Aim:
Give back only the lines from the one with "Enumerate this screenshot's" through the last line of the data, exactly as they appear.

* * *

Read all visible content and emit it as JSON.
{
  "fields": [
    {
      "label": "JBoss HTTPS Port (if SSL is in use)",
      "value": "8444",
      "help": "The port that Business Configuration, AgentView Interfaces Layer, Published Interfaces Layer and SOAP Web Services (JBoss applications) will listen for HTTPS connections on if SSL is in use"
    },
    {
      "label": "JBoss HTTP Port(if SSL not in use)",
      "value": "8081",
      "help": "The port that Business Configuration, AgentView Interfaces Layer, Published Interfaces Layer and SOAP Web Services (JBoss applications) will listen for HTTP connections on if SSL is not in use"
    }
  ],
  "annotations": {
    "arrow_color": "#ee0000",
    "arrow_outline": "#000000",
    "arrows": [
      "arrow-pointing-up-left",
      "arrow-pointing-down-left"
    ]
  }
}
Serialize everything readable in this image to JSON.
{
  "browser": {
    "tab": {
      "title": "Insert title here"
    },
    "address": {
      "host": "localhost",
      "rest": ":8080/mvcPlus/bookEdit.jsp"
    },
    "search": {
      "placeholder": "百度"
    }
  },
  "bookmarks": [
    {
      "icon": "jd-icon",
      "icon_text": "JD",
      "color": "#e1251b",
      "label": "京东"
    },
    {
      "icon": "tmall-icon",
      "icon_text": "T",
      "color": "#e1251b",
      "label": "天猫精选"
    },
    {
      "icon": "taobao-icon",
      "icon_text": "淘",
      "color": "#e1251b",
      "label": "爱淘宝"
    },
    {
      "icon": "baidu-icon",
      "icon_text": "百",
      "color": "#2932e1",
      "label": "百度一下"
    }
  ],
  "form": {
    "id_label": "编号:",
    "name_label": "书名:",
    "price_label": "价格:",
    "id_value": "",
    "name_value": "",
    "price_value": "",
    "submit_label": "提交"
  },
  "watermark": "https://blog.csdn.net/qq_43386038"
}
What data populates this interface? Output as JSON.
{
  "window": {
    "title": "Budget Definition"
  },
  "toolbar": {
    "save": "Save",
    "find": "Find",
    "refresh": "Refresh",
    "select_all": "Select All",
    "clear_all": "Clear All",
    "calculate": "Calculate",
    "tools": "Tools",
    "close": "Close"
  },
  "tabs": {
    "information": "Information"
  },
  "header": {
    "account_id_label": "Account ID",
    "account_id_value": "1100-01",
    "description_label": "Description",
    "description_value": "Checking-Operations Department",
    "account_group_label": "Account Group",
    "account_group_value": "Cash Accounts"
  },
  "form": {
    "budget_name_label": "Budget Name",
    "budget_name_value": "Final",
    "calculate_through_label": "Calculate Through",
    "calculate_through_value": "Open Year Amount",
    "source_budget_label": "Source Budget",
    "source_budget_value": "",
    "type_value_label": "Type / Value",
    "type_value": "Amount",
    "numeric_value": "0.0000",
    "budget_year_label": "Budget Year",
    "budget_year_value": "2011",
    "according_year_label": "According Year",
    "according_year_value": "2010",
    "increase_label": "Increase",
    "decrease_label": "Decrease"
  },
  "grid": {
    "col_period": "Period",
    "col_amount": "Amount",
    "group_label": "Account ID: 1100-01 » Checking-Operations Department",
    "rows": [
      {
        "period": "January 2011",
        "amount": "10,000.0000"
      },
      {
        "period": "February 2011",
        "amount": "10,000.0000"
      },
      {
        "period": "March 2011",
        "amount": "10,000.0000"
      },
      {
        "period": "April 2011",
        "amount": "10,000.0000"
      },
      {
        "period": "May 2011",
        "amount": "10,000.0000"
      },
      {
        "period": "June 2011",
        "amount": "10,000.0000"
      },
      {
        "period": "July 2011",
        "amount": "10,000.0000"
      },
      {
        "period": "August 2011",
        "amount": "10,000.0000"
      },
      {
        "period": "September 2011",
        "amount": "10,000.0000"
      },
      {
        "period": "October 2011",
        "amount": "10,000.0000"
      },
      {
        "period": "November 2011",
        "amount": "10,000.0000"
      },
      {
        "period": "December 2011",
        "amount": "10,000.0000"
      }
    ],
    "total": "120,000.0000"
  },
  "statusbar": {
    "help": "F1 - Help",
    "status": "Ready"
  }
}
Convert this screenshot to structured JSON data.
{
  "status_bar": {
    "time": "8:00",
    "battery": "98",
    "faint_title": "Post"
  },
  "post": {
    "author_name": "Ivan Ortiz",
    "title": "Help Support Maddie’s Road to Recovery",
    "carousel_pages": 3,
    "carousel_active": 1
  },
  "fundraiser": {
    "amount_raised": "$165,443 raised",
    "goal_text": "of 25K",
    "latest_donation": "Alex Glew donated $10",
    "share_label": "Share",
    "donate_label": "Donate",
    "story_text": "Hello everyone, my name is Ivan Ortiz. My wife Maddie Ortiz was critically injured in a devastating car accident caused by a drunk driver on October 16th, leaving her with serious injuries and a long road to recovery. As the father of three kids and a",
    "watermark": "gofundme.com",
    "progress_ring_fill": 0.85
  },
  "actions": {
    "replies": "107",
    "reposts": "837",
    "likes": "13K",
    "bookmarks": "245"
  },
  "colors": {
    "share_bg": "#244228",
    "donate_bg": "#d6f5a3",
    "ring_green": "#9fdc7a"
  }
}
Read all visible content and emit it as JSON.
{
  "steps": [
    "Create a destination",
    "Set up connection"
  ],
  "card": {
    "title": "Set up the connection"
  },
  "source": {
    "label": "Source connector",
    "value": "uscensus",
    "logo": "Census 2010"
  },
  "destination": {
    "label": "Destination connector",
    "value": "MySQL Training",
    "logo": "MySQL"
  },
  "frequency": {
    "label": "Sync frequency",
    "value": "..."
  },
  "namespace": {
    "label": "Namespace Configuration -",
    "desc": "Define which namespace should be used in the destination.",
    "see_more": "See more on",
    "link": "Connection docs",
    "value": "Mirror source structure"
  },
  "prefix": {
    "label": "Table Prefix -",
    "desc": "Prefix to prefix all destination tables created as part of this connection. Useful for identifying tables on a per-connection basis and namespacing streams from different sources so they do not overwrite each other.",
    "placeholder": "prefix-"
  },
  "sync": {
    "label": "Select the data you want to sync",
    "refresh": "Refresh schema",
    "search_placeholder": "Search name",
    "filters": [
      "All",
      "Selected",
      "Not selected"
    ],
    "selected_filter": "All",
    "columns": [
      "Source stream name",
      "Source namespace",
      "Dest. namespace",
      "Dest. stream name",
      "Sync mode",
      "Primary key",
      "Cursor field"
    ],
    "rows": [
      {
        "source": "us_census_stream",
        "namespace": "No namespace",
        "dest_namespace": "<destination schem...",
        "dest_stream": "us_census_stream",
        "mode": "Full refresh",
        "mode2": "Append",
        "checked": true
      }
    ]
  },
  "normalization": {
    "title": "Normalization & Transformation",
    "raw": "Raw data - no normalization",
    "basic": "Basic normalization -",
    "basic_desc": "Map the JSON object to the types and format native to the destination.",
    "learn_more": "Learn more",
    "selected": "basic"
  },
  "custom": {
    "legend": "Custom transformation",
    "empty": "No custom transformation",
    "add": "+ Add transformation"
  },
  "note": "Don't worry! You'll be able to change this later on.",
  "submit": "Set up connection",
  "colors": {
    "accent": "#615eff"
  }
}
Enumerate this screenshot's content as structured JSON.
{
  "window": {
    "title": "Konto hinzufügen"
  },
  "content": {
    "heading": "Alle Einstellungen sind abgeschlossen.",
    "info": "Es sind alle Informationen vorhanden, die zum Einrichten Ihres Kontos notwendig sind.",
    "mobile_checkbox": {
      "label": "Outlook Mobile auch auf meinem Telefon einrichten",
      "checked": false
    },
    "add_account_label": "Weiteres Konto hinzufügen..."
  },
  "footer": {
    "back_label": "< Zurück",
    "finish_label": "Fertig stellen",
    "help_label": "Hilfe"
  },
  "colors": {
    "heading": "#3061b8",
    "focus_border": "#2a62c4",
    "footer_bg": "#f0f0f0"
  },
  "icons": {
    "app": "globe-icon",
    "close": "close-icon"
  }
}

* * *

Exercise result:
Enumerate this screenshot's content as structured JSON.
{
  "window": {
    "title": "Konto hinzufügen"
  },
  "content": {
    "heading": "Alle Einstellungen sind abgeschlossen.",
    "info": "Es sind alle Informationen vorhanden, die zum Einrichten Ihres Kontos notwendig sind.",
    "mobile_checkbox": {
      "label": "Outlook Mobile auch auf meinem Telefon einrichten",
      "checked": false
    },
    "add_account_label": "Weiteres Konto hinzufügen..."
  },
  "footer": {
    "back_label": "< Zurück",
    "finish_label": "Fertig stellen",
    "help_label": "Hilfe"
  },
  "colors": {
    "heading": "#3061b8",
    "focus_border": "#2a62c4",
    "footer_bg": "#f0f0f0"
  },
  "icons": {
    "app": "globe-icon",
    "close": "close-icon"
  }
}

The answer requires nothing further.